══ Record list ══

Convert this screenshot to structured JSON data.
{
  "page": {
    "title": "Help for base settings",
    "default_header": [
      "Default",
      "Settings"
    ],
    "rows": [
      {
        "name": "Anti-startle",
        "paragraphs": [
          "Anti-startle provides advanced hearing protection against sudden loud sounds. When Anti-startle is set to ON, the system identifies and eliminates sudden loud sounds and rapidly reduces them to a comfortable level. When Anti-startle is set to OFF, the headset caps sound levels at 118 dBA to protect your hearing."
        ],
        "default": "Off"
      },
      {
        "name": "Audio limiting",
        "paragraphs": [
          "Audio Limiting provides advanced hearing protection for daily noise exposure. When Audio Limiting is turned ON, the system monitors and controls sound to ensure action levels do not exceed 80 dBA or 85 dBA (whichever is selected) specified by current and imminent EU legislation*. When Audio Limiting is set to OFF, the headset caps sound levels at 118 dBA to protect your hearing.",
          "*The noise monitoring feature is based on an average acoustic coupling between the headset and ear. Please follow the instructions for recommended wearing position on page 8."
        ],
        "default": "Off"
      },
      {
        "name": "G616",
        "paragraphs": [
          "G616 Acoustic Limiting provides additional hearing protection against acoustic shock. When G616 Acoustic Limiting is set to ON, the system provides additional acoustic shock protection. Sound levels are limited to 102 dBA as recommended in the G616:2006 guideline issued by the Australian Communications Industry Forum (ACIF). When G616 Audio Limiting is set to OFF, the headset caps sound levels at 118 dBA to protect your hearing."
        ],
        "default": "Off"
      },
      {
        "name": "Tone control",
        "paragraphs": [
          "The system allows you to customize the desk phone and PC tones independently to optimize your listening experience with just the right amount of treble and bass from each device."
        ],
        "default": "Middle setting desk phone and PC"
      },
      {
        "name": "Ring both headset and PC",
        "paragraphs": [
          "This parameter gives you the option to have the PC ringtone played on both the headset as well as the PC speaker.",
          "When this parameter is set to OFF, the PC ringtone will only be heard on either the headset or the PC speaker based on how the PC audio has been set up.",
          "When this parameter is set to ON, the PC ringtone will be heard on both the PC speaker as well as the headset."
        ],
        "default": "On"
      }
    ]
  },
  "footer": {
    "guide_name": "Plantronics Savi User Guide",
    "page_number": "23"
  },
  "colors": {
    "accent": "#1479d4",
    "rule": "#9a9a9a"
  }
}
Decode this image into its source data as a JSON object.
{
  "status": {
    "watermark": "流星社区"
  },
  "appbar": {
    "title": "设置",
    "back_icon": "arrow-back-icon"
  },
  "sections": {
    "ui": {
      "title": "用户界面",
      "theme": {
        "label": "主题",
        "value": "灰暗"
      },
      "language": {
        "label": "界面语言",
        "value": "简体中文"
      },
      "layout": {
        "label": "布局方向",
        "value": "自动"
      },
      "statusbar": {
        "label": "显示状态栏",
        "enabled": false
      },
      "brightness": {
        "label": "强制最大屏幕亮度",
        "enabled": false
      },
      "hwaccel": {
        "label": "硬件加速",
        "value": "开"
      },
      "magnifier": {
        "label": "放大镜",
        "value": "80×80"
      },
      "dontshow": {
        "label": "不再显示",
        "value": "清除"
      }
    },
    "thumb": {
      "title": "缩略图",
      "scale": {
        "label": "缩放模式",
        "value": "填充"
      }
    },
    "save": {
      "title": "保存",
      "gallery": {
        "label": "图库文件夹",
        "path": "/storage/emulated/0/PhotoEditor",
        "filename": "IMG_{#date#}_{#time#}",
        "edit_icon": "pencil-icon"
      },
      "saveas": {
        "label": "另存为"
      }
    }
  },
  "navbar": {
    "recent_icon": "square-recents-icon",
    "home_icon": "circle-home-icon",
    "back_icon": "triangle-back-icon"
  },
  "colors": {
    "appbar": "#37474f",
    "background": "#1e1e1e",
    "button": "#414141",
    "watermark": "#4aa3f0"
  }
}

═══

What the exercise asks: Take every line from the records above that has the word "ringtone" and copy it.

Expected output:
          "This parameter gives you the option to have the PC ringtone played on both the headset as well as the PC speaker.",
          "When this parameter is set to OFF, the PC ringtone will only be heard on either the headset or the PC speaker based on how the PC audio has been set up.",
          "When this parameter is set to ON, the PC ringtone will be heard on both the PC speaker as well as the headset."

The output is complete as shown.